(Recorded data)
+--

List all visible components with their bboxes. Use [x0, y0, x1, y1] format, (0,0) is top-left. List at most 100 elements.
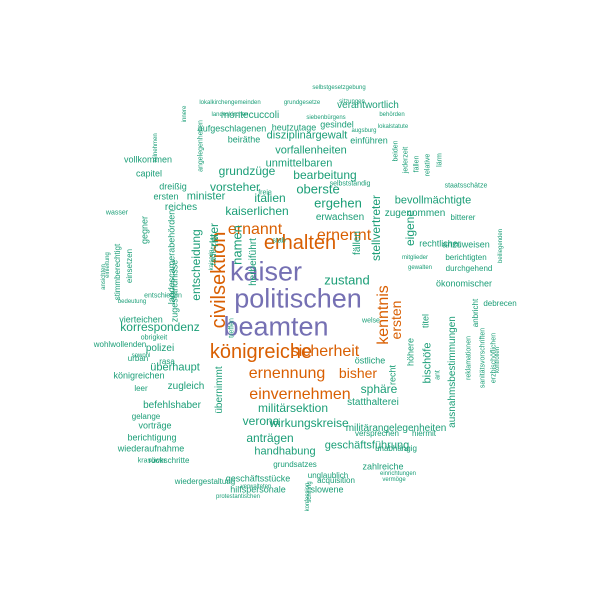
cloud-word: krasower [137, 457, 167, 465]
cloud-word: beamten [223, 311, 329, 342]
cloud-word: vollkommen [123, 154, 173, 165]
cloud-word: wirkungskreise [269, 416, 349, 430]
cloud-word: sphäre [360, 382, 398, 396]
cloud-word: verwalteten [240, 484, 272, 490]
cloud-word: bitterer [450, 213, 476, 222]
cloud-word: stimmberechtigt [113, 243, 122, 301]
cloud-word: anbricht [471, 298, 480, 328]
cloud-word: lärm [436, 153, 444, 167]
cloud-word: entschieden [144, 292, 182, 300]
cloud-word: einrichtungen [379, 471, 417, 477]
cloud-word: polizei [145, 343, 175, 354]
cloud-word: militärangelegenheiten [345, 423, 447, 434]
cloud-word: königreiche [209, 341, 313, 363]
cloud-word: sicherheit [290, 343, 360, 360]
cloud-word: einsetzen [125, 248, 134, 284]
cloud-word: staatsschätze [444, 182, 488, 190]
cloud-word: bedeutung [117, 299, 147, 305]
cloud-word: slowene [310, 484, 344, 495]
cloud-word: zugleich [167, 381, 205, 392]
cloud-word: ansichten [101, 264, 107, 290]
cloud-word: ant [434, 370, 442, 380]
cloud-word: ernennung [248, 365, 326, 382]
cloud-word: ausnahmsbestimmungen [447, 316, 458, 428]
cloud-word: anträgen [246, 431, 294, 445]
cloud-word: teilnehmen [153, 133, 159, 163]
cloud-word: bevollmächtigte [394, 194, 472, 207]
cloud-word: kaiser [229, 256, 303, 287]
cloud-word: mitglieder [401, 255, 429, 261]
cloud-word: kaiserlichen [225, 204, 289, 218]
cloud-word: vorträge [138, 420, 172, 431]
cloud-word: sowohl [131, 353, 151, 359]
cloud-word: ernannt [227, 221, 283, 238]
cloud-word: sitzungen [339, 99, 365, 105]
cloud-word: wasser [105, 209, 129, 217]
cloud-word: gesindel [320, 119, 354, 130]
cloud-word: recht [387, 364, 398, 386]
cloud-word: titel [420, 313, 431, 329]
cloud-word: erwachsen [315, 212, 365, 223]
cloud-word: zustand [324, 272, 370, 288]
cloud-word: selbstgesetzgebung [312, 85, 366, 91]
cloud-word: disziplinargewalt [266, 129, 348, 142]
cloud-word: acquisition [317, 476, 355, 485]
cloud-word: bischöfe [421, 342, 434, 384]
cloud-word: militärsektion [257, 401, 329, 415]
cloud-word: reklamationen [465, 336, 473, 380]
cloud-word: beiräthe [227, 134, 261, 145]
cloud-word: namen [229, 225, 245, 265]
cloud-word: debrecen [483, 299, 517, 308]
cloud-word: zugenommen [384, 208, 446, 219]
cloud-word: gegner [139, 215, 150, 245]
cloud-word: oberste [296, 181, 340, 197]
cloud-word: reiches [164, 202, 198, 213]
cloud-word: übernimmt [214, 366, 225, 414]
cloud-word: konfession [305, 482, 311, 512]
cloud-word: stab [272, 237, 286, 245]
cloud-word: kaiserin [209, 249, 215, 271]
cloud-word: statthalterei [347, 397, 399, 408]
cloud-word: hilfspersonale [230, 484, 286, 495]
cloud-word: grundgesetze [283, 100, 321, 106]
cloud-word: fällen [352, 231, 363, 255]
cloud-word: grundsatzes [273, 460, 317, 469]
cloud-word: vermöge [382, 477, 406, 483]
cloud-word: geschäftsführung [324, 439, 410, 452]
cloud-word: fällen [413, 155, 421, 173]
cloud-word: welse [362, 317, 380, 325]
cloud-word: verantwortlich [337, 100, 399, 111]
cloud-word: erhalten [263, 232, 337, 254]
cloud-word: handhabung [254, 445, 316, 458]
cloud-word: bearbeitung [293, 168, 357, 182]
cloud-word: protestantischen [215, 494, 261, 500]
cloud-word: urban [127, 354, 149, 363]
cloud-word: hiermit [411, 429, 437, 438]
cloud-word: beiliegenden [498, 228, 504, 264]
cloud-word: wohlwollenden [93, 340, 147, 349]
cloud-word: vorsteher [209, 180, 261, 194]
cloud-word: zahlreiche [362, 461, 404, 472]
cloud-word: lokalstatute [377, 124, 409, 130]
cloud-word: überhaupt [150, 361, 200, 374]
cloud-word: durchgehend [445, 264, 493, 273]
cloud-word: beiden [392, 140, 400, 162]
cloud-word: berichtigung [127, 432, 177, 443]
cloud-word: wiedergestaltung [174, 477, 236, 486]
cloud-word: augsburg [351, 128, 377, 134]
cloud-word: östliche [354, 355, 386, 366]
cloud-word: königreichen [113, 370, 165, 381]
cloud-word: gelange [131, 412, 161, 421]
cloud-word: behörden [379, 112, 405, 118]
cloud-word: kontrollen [495, 346, 501, 374]
cloud-word: sanitätsvorschriften [479, 327, 487, 389]
cloud-word: angelegenheiten [197, 120, 205, 172]
cloud-word: anzuweisen [442, 239, 490, 250]
cloud-word: freie [258, 189, 272, 197]
cloud-word: minister [186, 190, 226, 203]
cloud-word: unglaublich [307, 471, 349, 480]
cloud-word: ersten [388, 300, 404, 340]
cloud-word: wiederaufnahme [117, 443, 185, 454]
cloud-word: stellvertreter [369, 194, 383, 262]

+--

#### [Work task]
Reply with the number of lines in the data above that contain "fällen", and with nothing else.

#### [Your response]
2